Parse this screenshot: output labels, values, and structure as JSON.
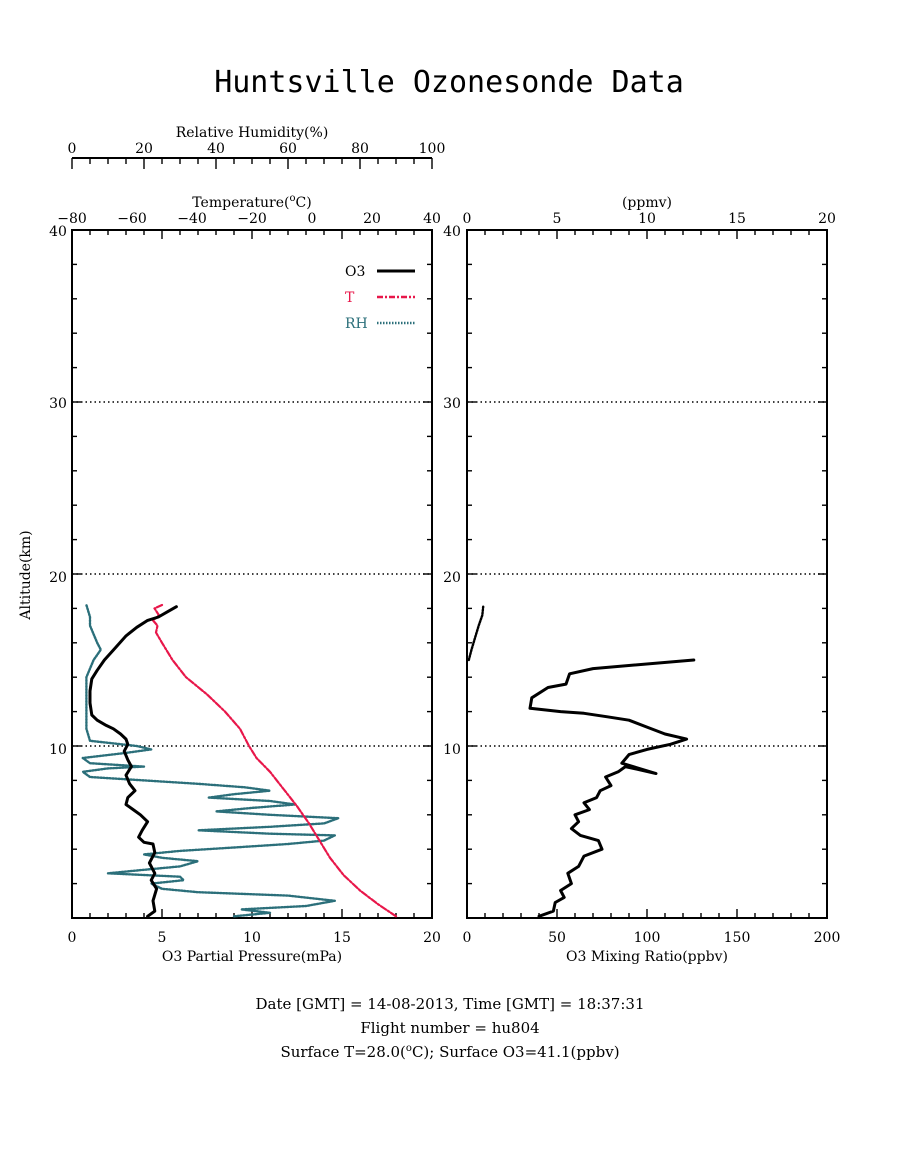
{
  "title": "Huntsville Ozonesonde Data",
  "left_panel": {
    "rh_axis": {
      "label": "Relative Humidity(%)",
      "range": [
        0,
        100
      ],
      "ticks": [
        "0",
        "20",
        "40",
        "60",
        "80",
        "100"
      ]
    },
    "temp_axis": {
      "label_pre": "Temperature(",
      "label_sup": "o",
      "label_post": "C)",
      "range": [
        -80,
        40
      ],
      "ticks": [
        "−80",
        "−60",
        "−40",
        "−20",
        "0",
        "20",
        "40"
      ]
    },
    "o3pp_axis": {
      "label": "O3 Partial Pressure(mPa)",
      "range": [
        0,
        20
      ],
      "ticks": [
        "0",
        "5",
        "10",
        "15",
        "20"
      ]
    },
    "y_axis": {
      "label": "Altitude(km)",
      "range": [
        0,
        40
      ],
      "ticks": [
        "10",
        "20",
        "30",
        "40"
      ]
    }
  },
  "right_panel": {
    "ppmv_axis": {
      "label": "(ppmv)",
      "range": [
        0,
        20
      ],
      "ticks": [
        "0",
        "5",
        "10",
        "15",
        "20"
      ]
    },
    "ppbv_axis": {
      "label": "O3 Mixing Ratio(ppbv)",
      "range": [
        0,
        200
      ],
      "ticks": [
        "0",
        "50",
        "100",
        "150",
        "200"
      ]
    },
    "y_axis": {
      "range": [
        0,
        40
      ],
      "ticks": [
        "10",
        "20",
        "30",
        "40"
      ]
    }
  },
  "legend": [
    {
      "label": "O3",
      "color": "#000000",
      "style": "solid"
    },
    {
      "label": "T",
      "color": "#e8174a",
      "style": "dashdot"
    },
    {
      "label": "RH",
      "color": "#2b6f7a",
      "style": "dotted"
    }
  ],
  "footer": {
    "line1": "Date [GMT] = 14-08-2013,  Time [GMT] = 18:37:31",
    "line2": "Flight number = hu804",
    "line3_pre": "Surface T=28.0(",
    "line3_sup": "o",
    "line3_post": "C); Surface O3=41.1(ppbv)"
  },
  "chart_data": [
    {
      "type": "line",
      "panel": "left",
      "grid": "dotted horizontal at 10, 20, 30 km",
      "series": [
        {
          "name": "O3",
          "x_units": "mPa",
          "points": [
            [
              4.2,
              0.1
            ],
            [
              4.6,
              0.4
            ],
            [
              4.5,
              1.0
            ],
            [
              4.7,
              1.7
            ],
            [
              4.4,
              2.2
            ],
            [
              4.6,
              2.6
            ],
            [
              4.3,
              3.2
            ],
            [
              4.6,
              3.8
            ],
            [
              4.5,
              4.3
            ],
            [
              4.0,
              4.4
            ],
            [
              3.7,
              4.7
            ],
            [
              3.9,
              5.1
            ],
            [
              4.2,
              5.6
            ],
            [
              3.8,
              6.0
            ],
            [
              3.4,
              6.3
            ],
            [
              3.0,
              6.6
            ],
            [
              3.1,
              7.0
            ],
            [
              3.5,
              7.4
            ],
            [
              3.2,
              7.8
            ],
            [
              3.0,
              8.3
            ],
            [
              3.3,
              8.8
            ],
            [
              3.1,
              9.2
            ],
            [
              2.9,
              9.7
            ],
            [
              3.1,
              10.1
            ],
            [
              3.0,
              10.4
            ],
            [
              2.7,
              10.7
            ],
            [
              2.3,
              11.0
            ],
            [
              1.9,
              11.2
            ],
            [
              1.4,
              11.5
            ],
            [
              1.1,
              11.8
            ],
            [
              1.0,
              12.5
            ],
            [
              1.0,
              13.2
            ],
            [
              1.1,
              13.9
            ],
            [
              1.4,
              14.4
            ],
            [
              1.8,
              15.0
            ],
            [
              2.4,
              15.7
            ],
            [
              3.0,
              16.4
            ],
            [
              3.6,
              16.9
            ],
            [
              4.2,
              17.3
            ],
            [
              4.8,
              17.5
            ],
            [
              5.3,
              17.8
            ],
            [
              5.8,
              18.1
            ]
          ]
        },
        {
          "name": "T",
          "x_units": "degC",
          "points": [
            [
              28.0,
              0.1
            ],
            [
              22.0,
              0.8
            ],
            [
              16.0,
              1.6
            ],
            [
              10.5,
              2.5
            ],
            [
              6.0,
              3.5
            ],
            [
              2.5,
              4.5
            ],
            [
              -1.0,
              5.5
            ],
            [
              -5.0,
              6.5
            ],
            [
              -9.5,
              7.5
            ],
            [
              -14.0,
              8.5
            ],
            [
              -18.5,
              9.3
            ],
            [
              -21.0,
              10.0
            ],
            [
              -24.0,
              11.0
            ],
            [
              -29.0,
              12.0
            ],
            [
              -35.0,
              13.0
            ],
            [
              -42.0,
              14.0
            ],
            [
              -46.5,
              15.0
            ],
            [
              -50.0,
              16.0
            ],
            [
              -52.0,
              16.6
            ],
            [
              -51.5,
              17.0
            ],
            [
              -53.0,
              17.3
            ],
            [
              -51.0,
              17.6
            ],
            [
              -52.5,
              18.0
            ],
            [
              -50.0,
              18.2
            ]
          ]
        },
        {
          "name": "RH",
          "x_units": "%",
          "points": [
            [
              45,
              0.1
            ],
            [
              55,
              0.3
            ],
            [
              47,
              0.5
            ],
            [
              65,
              0.7
            ],
            [
              73,
              1.0
            ],
            [
              60,
              1.3
            ],
            [
              35,
              1.5
            ],
            [
              25,
              1.7
            ],
            [
              22,
              2.0
            ],
            [
              31,
              2.2
            ],
            [
              30,
              2.4
            ],
            [
              10,
              2.6
            ],
            [
              20,
              2.8
            ],
            [
              30,
              3.0
            ],
            [
              35,
              3.3
            ],
            [
              25,
              3.5
            ],
            [
              20,
              3.7
            ],
            [
              30,
              3.9
            ],
            [
              45,
              4.1
            ],
            [
              60,
              4.3
            ],
            [
              70,
              4.5
            ],
            [
              73,
              4.8
            ],
            [
              55,
              4.9
            ],
            [
              35,
              5.1
            ],
            [
              55,
              5.3
            ],
            [
              70,
              5.5
            ],
            [
              74,
              5.8
            ],
            [
              55,
              6.0
            ],
            [
              40,
              6.2
            ],
            [
              50,
              6.4
            ],
            [
              62,
              6.6
            ],
            [
              55,
              6.8
            ],
            [
              38,
              7.0
            ],
            [
              45,
              7.2
            ],
            [
              55,
              7.4
            ],
            [
              48,
              7.6
            ],
            [
              35,
              7.8
            ],
            [
              20,
              8.0
            ],
            [
              5,
              8.2
            ],
            [
              3,
              8.5
            ],
            [
              10,
              8.7
            ],
            [
              20,
              8.8
            ],
            [
              5,
              9.0
            ],
            [
              3,
              9.3
            ],
            [
              15,
              9.6
            ],
            [
              22,
              9.8
            ],
            [
              18,
              10.0
            ],
            [
              5,
              10.3
            ],
            [
              4,
              11.0
            ],
            [
              4,
              12.0
            ],
            [
              4,
              13.0
            ],
            [
              4,
              14.0
            ],
            [
              6,
              15.0
            ],
            [
              8,
              15.6
            ],
            [
              7,
              16.0
            ],
            [
              6,
              16.5
            ],
            [
              5,
              17.0
            ],
            [
              5,
              17.5
            ],
            [
              4,
              18.2
            ]
          ]
        }
      ]
    },
    {
      "type": "line",
      "panel": "right",
      "grid": "dotted horizontal at 10, 20, 30 km",
      "series": [
        {
          "name": "O3",
          "x_units": "ppbv",
          "points": [
            [
              40,
              0.1
            ],
            [
              48,
              0.4
            ],
            [
              49,
              0.9
            ],
            [
              54,
              1.2
            ],
            [
              52,
              1.6
            ],
            [
              58,
              2.0
            ],
            [
              56,
              2.6
            ],
            [
              62,
              3.0
            ],
            [
              65,
              3.6
            ],
            [
              75,
              4.0
            ],
            [
              73,
              4.5
            ],
            [
              63,
              4.8
            ],
            [
              58,
              5.2
            ],
            [
              62,
              5.6
            ],
            [
              60,
              6.0
            ],
            [
              68,
              6.3
            ],
            [
              65,
              6.7
            ],
            [
              72,
              7.0
            ],
            [
              74,
              7.4
            ],
            [
              80,
              7.7
            ],
            [
              77,
              8.2
            ],
            [
              84,
              8.5
            ],
            [
              88,
              8.8
            ],
            [
              105,
              8.4
            ],
            [
              86,
              9.0
            ],
            [
              90,
              9.5
            ],
            [
              100,
              9.8
            ],
            [
              113,
              10.1
            ],
            [
              122,
              10.4
            ],
            [
              110,
              10.7
            ],
            [
              100,
              11.1
            ],
            [
              90,
              11.5
            ],
            [
              78,
              11.7
            ],
            [
              65,
              11.9
            ],
            [
              52,
              12.0
            ],
            [
              35,
              12.2
            ],
            [
              36,
              12.8
            ],
            [
              45,
              13.4
            ],
            [
              55,
              13.6
            ],
            [
              57,
              14.2
            ],
            [
              70,
              14.5
            ],
            [
              126,
              15.0
            ]
          ]
        },
        {
          "name": "O3 (ppmv)",
          "x_units": "ppmv",
          "points": [
            [
              0.1,
              15.0
            ],
            [
              0.25,
              15.6
            ],
            [
              0.45,
              16.3
            ],
            [
              0.65,
              17.0
            ],
            [
              0.85,
              17.6
            ],
            [
              0.9,
              18.1
            ]
          ]
        }
      ]
    }
  ]
}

Goal of the exercise.
Lines of the listing that contain the word "name" are to be counted; report only their number.

Written answer.
5